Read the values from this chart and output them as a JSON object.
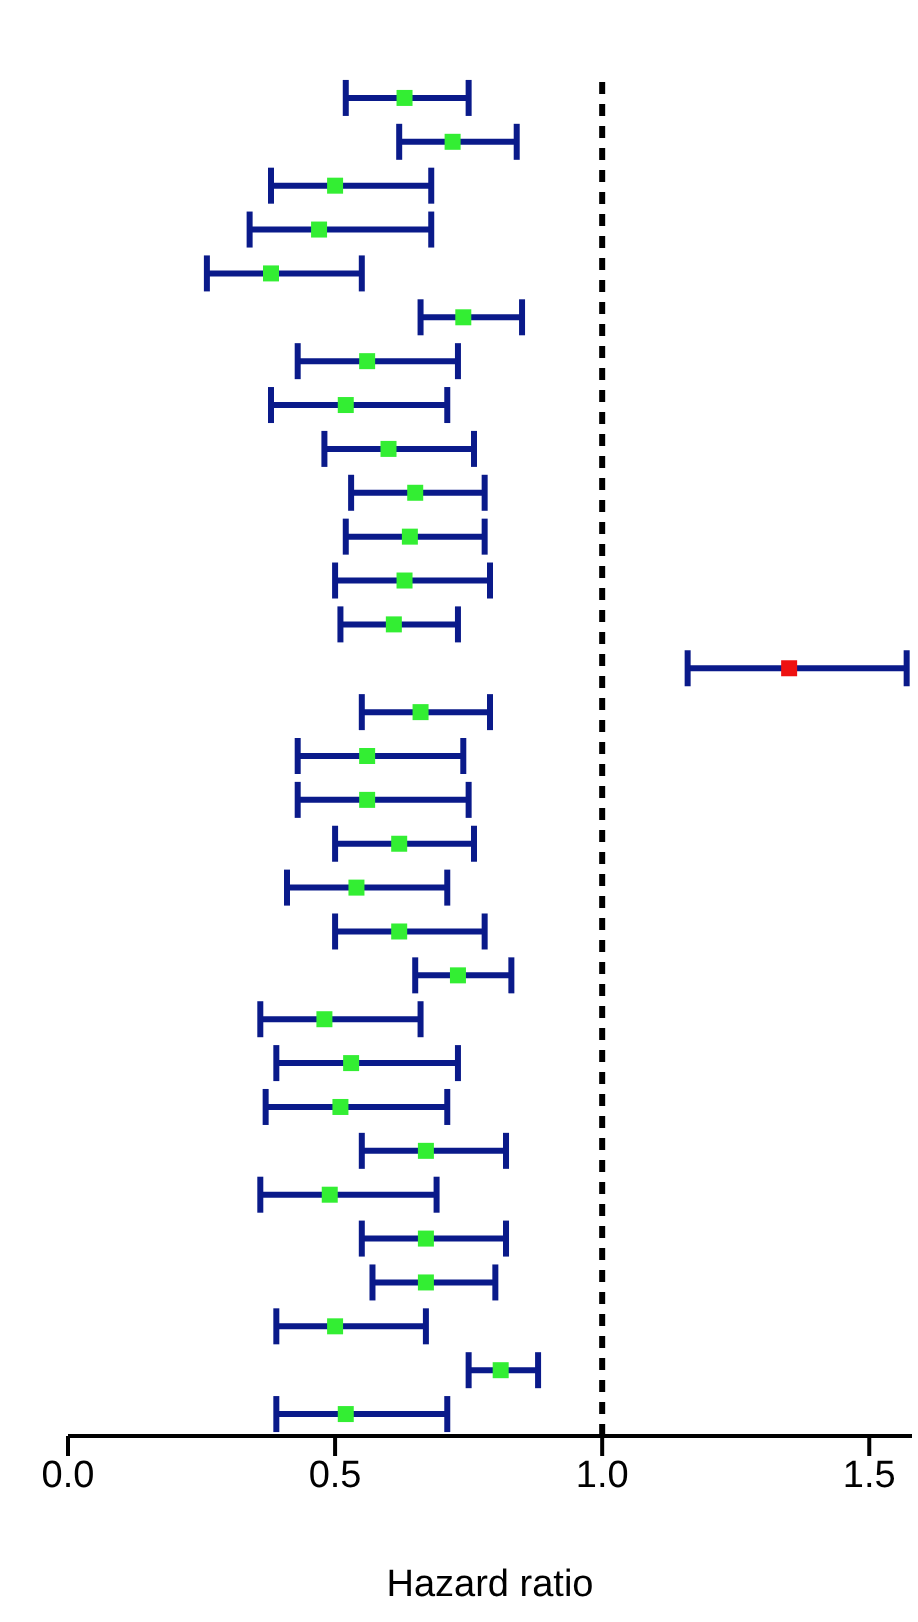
{
  "chart_data": {
    "type": "scatter",
    "orientation": "horizontal",
    "marker": "square",
    "xlabel": "Hazard ratio",
    "tick_labels": "x",
    "grid": false,
    "legend": false,
    "categories": [
      null,
      null,
      null,
      null,
      null,
      null,
      null,
      null,
      null,
      null,
      null,
      null,
      null,
      null,
      null,
      null,
      null,
      null,
      null,
      null,
      null,
      null,
      null,
      null,
      null,
      null,
      null,
      null,
      null,
      null,
      null
    ],
    "values": [
      0.63,
      0.72,
      0.5,
      0.47,
      0.38,
      0.74,
      0.56,
      0.52,
      0.6,
      0.65,
      0.64,
      0.63,
      0.61,
      1.35,
      0.66,
      0.56,
      0.56,
      0.62,
      0.54,
      0.62,
      0.73,
      0.48,
      0.53,
      0.51,
      0.67,
      0.49,
      0.67,
      0.67,
      0.5,
      0.81,
      0.52
    ],
    "errors": [
      [
        0.52,
        0.75
      ],
      [
        0.62,
        0.84
      ],
      [
        0.38,
        0.68
      ],
      [
        0.34,
        0.68
      ],
      [
        0.26,
        0.55
      ],
      [
        0.66,
        0.85
      ],
      [
        0.43,
        0.73
      ],
      [
        0.38,
        0.71
      ],
      [
        0.48,
        0.76
      ],
      [
        0.53,
        0.78
      ],
      [
        0.52,
        0.78
      ],
      [
        0.5,
        0.79
      ],
      [
        0.51,
        0.73
      ],
      [
        1.16,
        1.57
      ],
      [
        0.55,
        0.79
      ],
      [
        0.43,
        0.74
      ],
      [
        0.43,
        0.75
      ],
      [
        0.5,
        0.76
      ],
      [
        0.41,
        0.71
      ],
      [
        0.5,
        0.78
      ],
      [
        0.65,
        0.83
      ],
      [
        0.36,
        0.66
      ],
      [
        0.39,
        0.73
      ],
      [
        0.37,
        0.71
      ],
      [
        0.55,
        0.82
      ],
      [
        0.36,
        0.69
      ],
      [
        0.55,
        0.82
      ],
      [
        0.57,
        0.8
      ],
      [
        0.39,
        0.67
      ],
      [
        0.75,
        0.88
      ],
      [
        0.39,
        0.71
      ]
    ],
    "colors": [
      "#33ee33",
      "#33ee33",
      "#33ee33",
      "#33ee33",
      "#33ee33",
      "#33ee33",
      "#33ee33",
      "#33ee33",
      "#33ee33",
      "#33ee33",
      "#33ee33",
      "#33ee33",
      "#33ee33",
      "#ee1111",
      "#33ee33",
      "#33ee33",
      "#33ee33",
      "#33ee33",
      "#33ee33",
      "#33ee33",
      "#33ee33",
      "#33ee33",
      "#33ee33",
      "#33ee33",
      "#33ee33",
      "#33ee33",
      "#33ee33",
      "#33ee33",
      "#33ee33",
      "#33ee33",
      "#33ee33"
    ],
    "xlim": [
      0,
      1.58
    ],
    "xticks": [
      {
        "value": 0,
        "label": "0.0"
      },
      {
        "value": 0.5,
        "label": "0.5"
      },
      {
        "value": 1,
        "label": "1.0"
      },
      {
        "value": 1.5,
        "label": "1.5"
      }
    ],
    "ref_lines": [
      {
        "axis": "x",
        "value": 1,
        "line_style": "dashed",
        "color": "#000000"
      }
    ]
  }
}
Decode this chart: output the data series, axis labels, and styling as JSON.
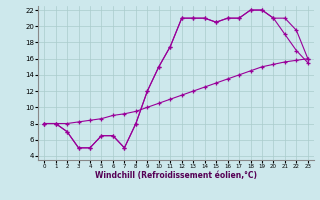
{
  "xlabel": "Windchill (Refroidissement éolien,°C)",
  "background_color": "#cde8ec",
  "grid_color": "#aacccc",
  "line_color": "#990099",
  "xlim": [
    -0.5,
    23.5
  ],
  "ylim": [
    3.5,
    22.5
  ],
  "xticks": [
    0,
    1,
    2,
    3,
    4,
    5,
    6,
    7,
    8,
    9,
    10,
    11,
    12,
    13,
    14,
    15,
    16,
    17,
    18,
    19,
    20,
    21,
    22,
    23
  ],
  "yticks": [
    4,
    6,
    8,
    10,
    12,
    14,
    16,
    18,
    20,
    22
  ],
  "line1_x": [
    0,
    1,
    2,
    3,
    4,
    5,
    6,
    7,
    8,
    9,
    10,
    11,
    12,
    13,
    14,
    15,
    16,
    17,
    18,
    19,
    20,
    21,
    22,
    23
  ],
  "line1_y": [
    8,
    8,
    7,
    5,
    5,
    6.5,
    6.5,
    5,
    8,
    12,
    15,
    17.5,
    21,
    21,
    21,
    20.5,
    21,
    21,
    22,
    22,
    21,
    19,
    17,
    15.5
  ],
  "line2_x": [
    0,
    1,
    2,
    3,
    4,
    5,
    6,
    7,
    8,
    9,
    10,
    11,
    12,
    13,
    14,
    15,
    16,
    17,
    18,
    19,
    20,
    21,
    22,
    23
  ],
  "line2_y": [
    8,
    8,
    7,
    5,
    5,
    6.5,
    6.5,
    5,
    8,
    12,
    15,
    17.5,
    21,
    21,
    21,
    20.5,
    21,
    21,
    22,
    22,
    21,
    21,
    19.5,
    16
  ],
  "line3_x": [
    0,
    1,
    2,
    3,
    4,
    5,
    6,
    7,
    8,
    9,
    10,
    11,
    12,
    13,
    14,
    15,
    16,
    17,
    18,
    19,
    20,
    21,
    22,
    23
  ],
  "line3_y": [
    8,
    8,
    8,
    8.2,
    8.4,
    8.6,
    9.0,
    9.2,
    9.5,
    10.0,
    10.5,
    11.0,
    11.5,
    12.0,
    12.5,
    13.0,
    13.5,
    14.0,
    14.5,
    15.0,
    15.3,
    15.6,
    15.8,
    16.0
  ]
}
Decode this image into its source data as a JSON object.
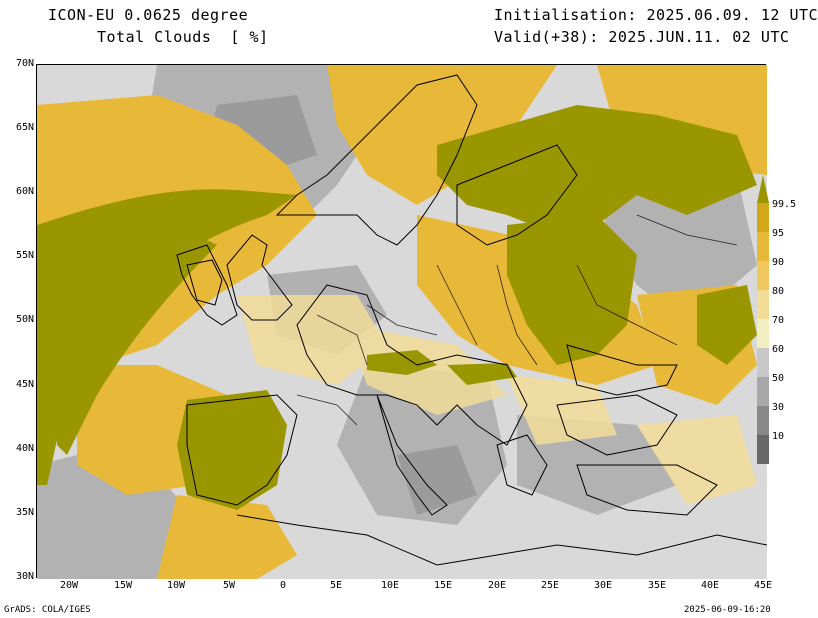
{
  "header": {
    "model": "ICON-EU 0.0625 degree",
    "field": "Total Clouds  [ %]",
    "init": "Initialisation: 2025.06.09. 12 UTC",
    "valid": "Valid(+38): 2025.JUN.11. 02 UTC"
  },
  "axes": {
    "lat_labels": [
      "70N",
      "65N",
      "60N",
      "55N",
      "50N",
      "45N",
      "40N",
      "35N",
      "30N"
    ],
    "lon_labels": [
      "20W",
      "15W",
      "10W",
      "5W",
      "0",
      "5E",
      "10E",
      "15E",
      "20E",
      "25E",
      "30E",
      "35E",
      "40E",
      "45E"
    ]
  },
  "colorbar": {
    "labels": [
      "99.5",
      "95",
      "90",
      "80",
      "70",
      "60",
      "50",
      "30",
      "10"
    ],
    "colors": [
      "#d2a818",
      "#e8b838",
      "#f0c860",
      "#f2dc98",
      "#f2f0c0",
      "#c8c8c8",
      "#a8a8a8",
      "#888888",
      "#686868"
    ],
    "top_arrow_color": "#9a9600"
  },
  "palette": {
    "overcast": "#9a9600",
    "heavy": "#e8b838",
    "light_gray": "#d9d9d9",
    "gray": "#a0a0a0"
  },
  "footer": {
    "left": "GrADS: COLA/IGES",
    "right": "2025-06-09-16:20"
  }
}
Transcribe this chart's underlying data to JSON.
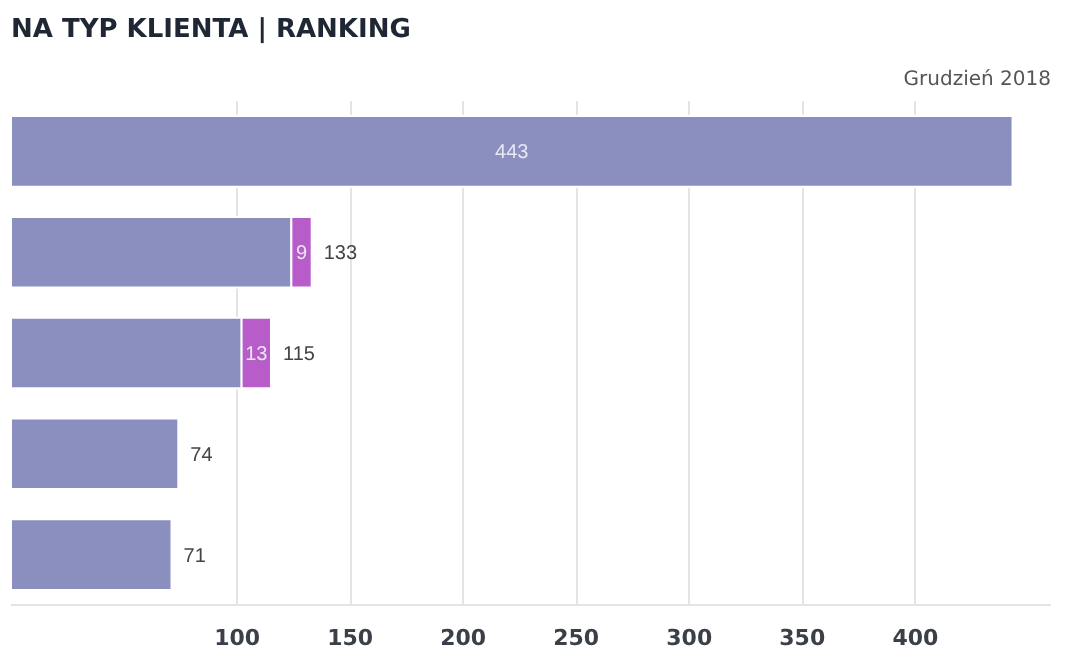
{
  "chart_data": {
    "type": "bar",
    "orientation": "horizontal",
    "stacked": true,
    "title": "NA TYP KLIENTA | RANKING",
    "annotations": [
      "Grudzień 2018"
    ],
    "categories": [
      null,
      null,
      null,
      null,
      null
    ],
    "series": [
      {
        "color": "#8b8fc0",
        "values": [
          443,
          124,
          102,
          74,
          71
        ],
        "value_labels": [
          "443",
          null,
          null,
          null,
          null
        ]
      },
      {
        "color": "#b75cc9",
        "values": [
          null,
          9,
          13,
          null,
          null
        ],
        "value_labels": [
          null,
          "9",
          "13",
          null,
          null
        ]
      }
    ],
    "totals": [
      null,
      "133",
      "115",
      "74",
      "71"
    ],
    "xlim": [
      0,
      460
    ],
    "xticks": [
      100,
      150,
      200,
      250,
      300,
      350,
      400
    ],
    "grid": "x",
    "tick_labels": "x"
  }
}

****************************************

** Exercise prompt **
Retype only the lines above from the one with "Transcribe this chart's" through the last, both ends included, keeping every picture out of the copy.

** Response **
Transcribe this chart's underlying data to JSON.
{
  "chart_data": {
    "type": "bar",
    "orientation": "horizontal",
    "stacked": true,
    "title": "NA TYP KLIENTA | RANKING",
    "annotations": [
      "Grudzień 2018"
    ],
    "categories": [
      null,
      null,
      null,
      null,
      null
    ],
    "series": [
      {
        "color": "#8b8fc0",
        "values": [
          443,
          124,
          102,
          74,
          71
        ],
        "value_labels": [
          "443",
          null,
          null,
          null,
          null
        ]
      },
      {
        "color": "#b75cc9",
        "values": [
          null,
          9,
          13,
          null,
          null
        ],
        "value_labels": [
          null,
          "9",
          "13",
          null,
          null
        ]
      }
    ],
    "totals": [
      null,
      "133",
      "115",
      "74",
      "71"
    ],
    "xlim": [
      0,
      460
    ],
    "xticks": [
      100,
      150,
      200,
      250,
      300,
      350,
      400
    ],
    "grid": "x",
    "tick_labels": "x"
  }
}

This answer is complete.